__Work required__:
Repeat exactly each line of the data provided below.

-- Start Working data --

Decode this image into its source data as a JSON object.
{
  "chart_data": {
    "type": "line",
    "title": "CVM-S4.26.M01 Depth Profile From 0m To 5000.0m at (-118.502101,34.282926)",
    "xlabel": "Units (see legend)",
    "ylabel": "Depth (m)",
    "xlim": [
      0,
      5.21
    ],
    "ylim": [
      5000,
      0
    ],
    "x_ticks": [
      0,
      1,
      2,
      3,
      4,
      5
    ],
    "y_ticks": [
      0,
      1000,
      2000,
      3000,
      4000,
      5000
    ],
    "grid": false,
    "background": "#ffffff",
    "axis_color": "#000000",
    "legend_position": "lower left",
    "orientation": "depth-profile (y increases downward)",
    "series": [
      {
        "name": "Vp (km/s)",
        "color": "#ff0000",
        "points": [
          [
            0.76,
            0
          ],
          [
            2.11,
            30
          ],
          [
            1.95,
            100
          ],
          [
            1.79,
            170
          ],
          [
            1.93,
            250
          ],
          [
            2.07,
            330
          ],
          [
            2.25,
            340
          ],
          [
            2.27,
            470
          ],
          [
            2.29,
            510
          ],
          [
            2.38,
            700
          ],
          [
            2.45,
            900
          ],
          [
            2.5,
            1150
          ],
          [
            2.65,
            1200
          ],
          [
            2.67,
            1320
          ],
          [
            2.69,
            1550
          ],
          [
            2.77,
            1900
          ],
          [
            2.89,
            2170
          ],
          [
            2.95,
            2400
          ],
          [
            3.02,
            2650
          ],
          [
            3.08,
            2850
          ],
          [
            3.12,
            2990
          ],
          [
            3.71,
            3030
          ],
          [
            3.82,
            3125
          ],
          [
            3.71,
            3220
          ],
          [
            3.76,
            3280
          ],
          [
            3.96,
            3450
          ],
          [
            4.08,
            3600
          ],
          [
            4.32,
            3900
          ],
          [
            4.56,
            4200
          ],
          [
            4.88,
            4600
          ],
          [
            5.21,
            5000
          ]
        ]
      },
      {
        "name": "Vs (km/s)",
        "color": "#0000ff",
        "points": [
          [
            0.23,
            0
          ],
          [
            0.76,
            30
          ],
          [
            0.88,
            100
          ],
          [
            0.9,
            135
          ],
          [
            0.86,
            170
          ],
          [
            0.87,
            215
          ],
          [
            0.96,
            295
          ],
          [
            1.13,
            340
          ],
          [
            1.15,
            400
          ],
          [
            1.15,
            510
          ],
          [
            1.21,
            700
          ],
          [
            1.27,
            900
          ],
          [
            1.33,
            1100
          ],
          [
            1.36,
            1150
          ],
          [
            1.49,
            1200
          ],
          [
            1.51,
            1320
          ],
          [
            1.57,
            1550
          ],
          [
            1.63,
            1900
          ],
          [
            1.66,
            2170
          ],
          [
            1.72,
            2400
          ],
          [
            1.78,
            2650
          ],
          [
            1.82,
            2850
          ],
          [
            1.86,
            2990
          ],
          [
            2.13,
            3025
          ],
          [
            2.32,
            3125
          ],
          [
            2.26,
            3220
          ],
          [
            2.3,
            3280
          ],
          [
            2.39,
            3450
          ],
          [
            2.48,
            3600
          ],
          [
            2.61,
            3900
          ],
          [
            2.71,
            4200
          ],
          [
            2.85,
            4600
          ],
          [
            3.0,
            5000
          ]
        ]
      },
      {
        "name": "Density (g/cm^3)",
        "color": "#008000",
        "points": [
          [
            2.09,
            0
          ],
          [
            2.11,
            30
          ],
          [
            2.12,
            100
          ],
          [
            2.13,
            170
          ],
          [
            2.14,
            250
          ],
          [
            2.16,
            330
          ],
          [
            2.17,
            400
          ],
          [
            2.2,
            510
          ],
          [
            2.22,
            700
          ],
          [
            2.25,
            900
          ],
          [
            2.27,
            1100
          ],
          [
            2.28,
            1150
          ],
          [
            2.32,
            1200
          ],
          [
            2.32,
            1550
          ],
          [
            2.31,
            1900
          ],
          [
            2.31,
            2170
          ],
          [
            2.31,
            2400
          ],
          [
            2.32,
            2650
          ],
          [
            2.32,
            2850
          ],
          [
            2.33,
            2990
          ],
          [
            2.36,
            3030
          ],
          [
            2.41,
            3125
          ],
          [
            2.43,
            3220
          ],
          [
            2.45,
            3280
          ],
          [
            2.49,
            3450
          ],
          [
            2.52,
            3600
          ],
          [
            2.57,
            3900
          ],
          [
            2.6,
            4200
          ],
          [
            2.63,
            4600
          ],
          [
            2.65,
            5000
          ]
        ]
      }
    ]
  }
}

-- End Working data --

__Task solution__:
Decode this image into its source data as a JSON object.
{
  "chart_data": {
    "type": "line",
    "title": "CVM-S4.26.M01 Depth Profile From 0m To 5000.0m at (-118.502101,34.282926)",
    "xlabel": "Units (see legend)",
    "ylabel": "Depth (m)",
    "xlim": [
      0,
      5.21
    ],
    "ylim": [
      5000,
      0
    ],
    "x_ticks": [
      0,
      1,
      2,
      3,
      4,
      5
    ],
    "y_ticks": [
      0,
      1000,
      2000,
      3000,
      4000,
      5000
    ],
    "grid": false,
    "background": "#ffffff",
    "axis_color": "#000000",
    "legend_position": "lower left",
    "orientation": "depth-profile (y increases downward)",
    "series": [
      {
        "name": "Vp (km/s)",
        "color": "#ff0000",
        "points": [
          [
            0.76,
            0
          ],
          [
            2.11,
            30
          ],
          [
            1.95,
            100
          ],
          [
            1.79,
            170
          ],
          [
            1.93,
            250
          ],
          [
            2.07,
            330
          ],
          [
            2.25,
            340
          ],
          [
            2.27,
            470
          ],
          [
            2.29,
            510
          ],
          [
            2.38,
            700
          ],
          [
            2.45,
            900
          ],
          [
            2.5,
            1150
          ],
          [
            2.65,
            1200
          ],
          [
            2.67,
            1320
          ],
          [
            2.69,
            1550
          ],
          [
            2.77,
            1900
          ],
          [
            2.89,
            2170
          ],
          [
            2.95,
            2400
          ],
          [
            3.02,
            2650
          ],
          [
            3.08,
            2850
          ],
          [
            3.12,
            2990
          ],
          [
            3.71,
            3030
          ],
          [
            3.82,
            3125
          ],
          [
            3.71,
            3220
          ],
          [
            3.76,
            3280
          ],
          [
            3.96,
            3450
          ],
          [
            4.08,
            3600
          ],
          [
            4.32,
            3900
          ],
          [
            4.56,
            4200
          ],
          [
            4.88,
            4600
          ],
          [
            5.21,
            5000
          ]
        ]
      },
      {
        "name": "Vs (km/s)",
        "color": "#0000ff",
        "points": [
          [
            0.23,
            0
          ],
          [
            0.76,
            30
          ],
          [
            0.88,
            100
          ],
          [
            0.9,
            135
          ],
          [
            0.86,
            170
          ],
          [
            0.87,
            215
          ],
          [
            0.96,
            295
          ],
          [
            1.13,
            340
          ],
          [
            1.15,
            400
          ],
          [
            1.15,
            510
          ],
          [
            1.21,
            700
          ],
          [
            1.27,
            900
          ],
          [
            1.33,
            1100
          ],
          [
            1.36,
            1150
          ],
          [
            1.49,
            1200
          ],
          [
            1.51,
            1320
          ],
          [
            1.57,
            1550
          ],
          [
            1.63,
            1900
          ],
          [
            1.66,
            2170
          ],
          [
            1.72,
            2400
          ],
          [
            1.78,
            2650
          ],
          [
            1.82,
            2850
          ],
          [
            1.86,
            2990
          ],
          [
            2.13,
            3025
          ],
          [
            2.32,
            3125
          ],
          [
            2.26,
            3220
          ],
          [
            2.3,
            3280
          ],
          [
            2.39,
            3450
          ],
          [
            2.48,
            3600
          ],
          [
            2.61,
            3900
          ],
          [
            2.71,
            4200
          ],
          [
            2.85,
            4600
          ],
          [
            3.0,
            5000
          ]
        ]
      },
      {
        "name": "Density (g/cm^3)",
        "color": "#008000",
        "points": [
          [
            2.09,
            0
          ],
          [
            2.11,
            30
          ],
          [
            2.12,
            100
          ],
          [
            2.13,
            170
          ],
          [
            2.14,
            250
          ],
          [
            2.16,
            330
          ],
          [
            2.17,
            400
          ],
          [
            2.2,
            510
          ],
          [
            2.22,
            700
          ],
          [
            2.25,
            900
          ],
          [
            2.27,
            1100
          ],
          [
            2.28,
            1150
          ],
          [
            2.32,
            1200
          ],
          [
            2.32,
            1550
          ],
          [
            2.31,
            1900
          ],
          [
            2.31,
            2170
          ],
          [
            2.31,
            2400
          ],
          [
            2.32,
            2650
          ],
          [
            2.32,
            2850
          ],
          [
            2.33,
            2990
          ],
          [
            2.36,
            3030
          ],
          [
            2.41,
            3125
          ],
          [
            2.43,
            3220
          ],
          [
            2.45,
            3280
          ],
          [
            2.49,
            3450
          ],
          [
            2.52,
            3600
          ],
          [
            2.57,
            3900
          ],
          [
            2.6,
            4200
          ],
          [
            2.63,
            4600
          ],
          [
            2.65,
            5000
          ]
        ]
      }
    ]
  }
}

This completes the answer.